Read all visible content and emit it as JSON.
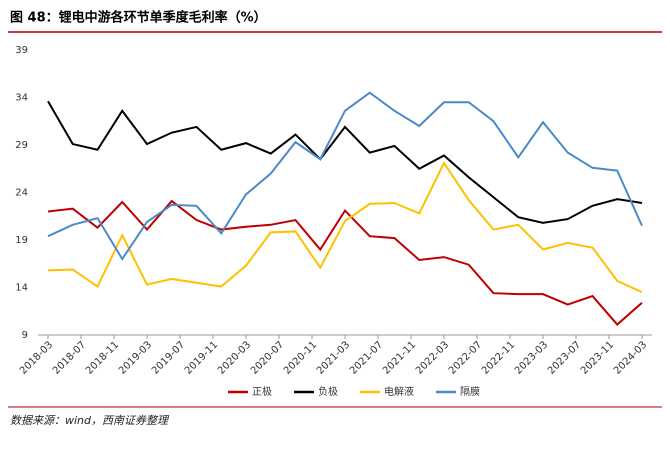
{
  "chart_data": {
    "type": "line",
    "title": "图 48：锂电中游各环节单季度毛利率（%）",
    "source": "数据来源：wind，西南证券整理",
    "x": [
      "2018-03",
      "2018-06",
      "2018-09",
      "2018-12",
      "2019-03",
      "2019-06",
      "2019-09",
      "2019-12",
      "2020-03",
      "2020-06",
      "2020-09",
      "2020-12",
      "2021-03",
      "2021-06",
      "2021-09",
      "2021-12",
      "2022-03",
      "2022-06",
      "2022-09",
      "2022-12",
      "2023-03",
      "2023-06",
      "2023-09",
      "2023-12",
      "2024-03"
    ],
    "xticks": [
      "2018-03",
      "2018-07",
      "2018-11",
      "2019-03",
      "2019-07",
      "2019-11",
      "2020-03",
      "2020-07",
      "2020-11",
      "2021-03",
      "2021-07",
      "2021-11",
      "2022-03",
      "2022-07",
      "2022-11",
      "2023-03",
      "2023-07",
      "2023-11",
      "2024-03"
    ],
    "ylim": [
      9,
      39
    ],
    "yticks": [
      9,
      14,
      19,
      24,
      29,
      34,
      39
    ],
    "legend": "bottom",
    "series": [
      {
        "name": "正极",
        "color": "#c00000",
        "values": [
          22.0,
          22.3,
          20.3,
          23.0,
          20.1,
          23.1,
          21.1,
          20.1,
          20.4,
          20.6,
          21.1,
          18.0,
          22.1,
          19.4,
          19.2,
          16.9,
          17.2,
          16.4,
          13.4,
          13.3,
          13.3,
          12.2,
          13.1,
          10.1,
          12.4
        ]
      },
      {
        "name": "负极",
        "color": "#000000",
        "values": [
          33.6,
          29.1,
          28.5,
          32.6,
          29.1,
          30.3,
          30.9,
          28.5,
          29.2,
          28.1,
          30.1,
          27.5,
          30.9,
          28.2,
          28.9,
          26.5,
          27.9,
          25.6,
          23.5,
          21.4,
          20.8,
          21.2,
          22.6,
          23.3,
          22.9
        ]
      },
      {
        "name": "电解液",
        "color": "#ffc000",
        "values": [
          15.8,
          15.9,
          14.1,
          19.5,
          14.3,
          14.9,
          14.5,
          14.1,
          16.3,
          19.8,
          19.9,
          16.1,
          21.0,
          22.8,
          22.9,
          21.8,
          27.1,
          23.2,
          20.1,
          20.6,
          18.0,
          18.7,
          18.2,
          14.7,
          13.5
        ]
      },
      {
        "name": "隔膜",
        "color": "#4a8ac8",
        "values": [
          19.4,
          20.6,
          21.3,
          17.0,
          20.9,
          22.7,
          22.6,
          19.7,
          23.8,
          26.0,
          29.3,
          27.5,
          32.6,
          34.5,
          32.6,
          31.0,
          33.5,
          33.5,
          31.5,
          27.7,
          31.4,
          28.2,
          26.6,
          26.3,
          20.5
        ]
      }
    ]
  }
}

..............................

# EXERCISE REQUIREMENTS
Copy whichever lines in the listing above contain the word "color".

# OUTPUT OF THE EXERCISE
        "color": "#c00000",
        "color": "#000000",
        "color": "#ffc000",
        "color": "#4a8ac8",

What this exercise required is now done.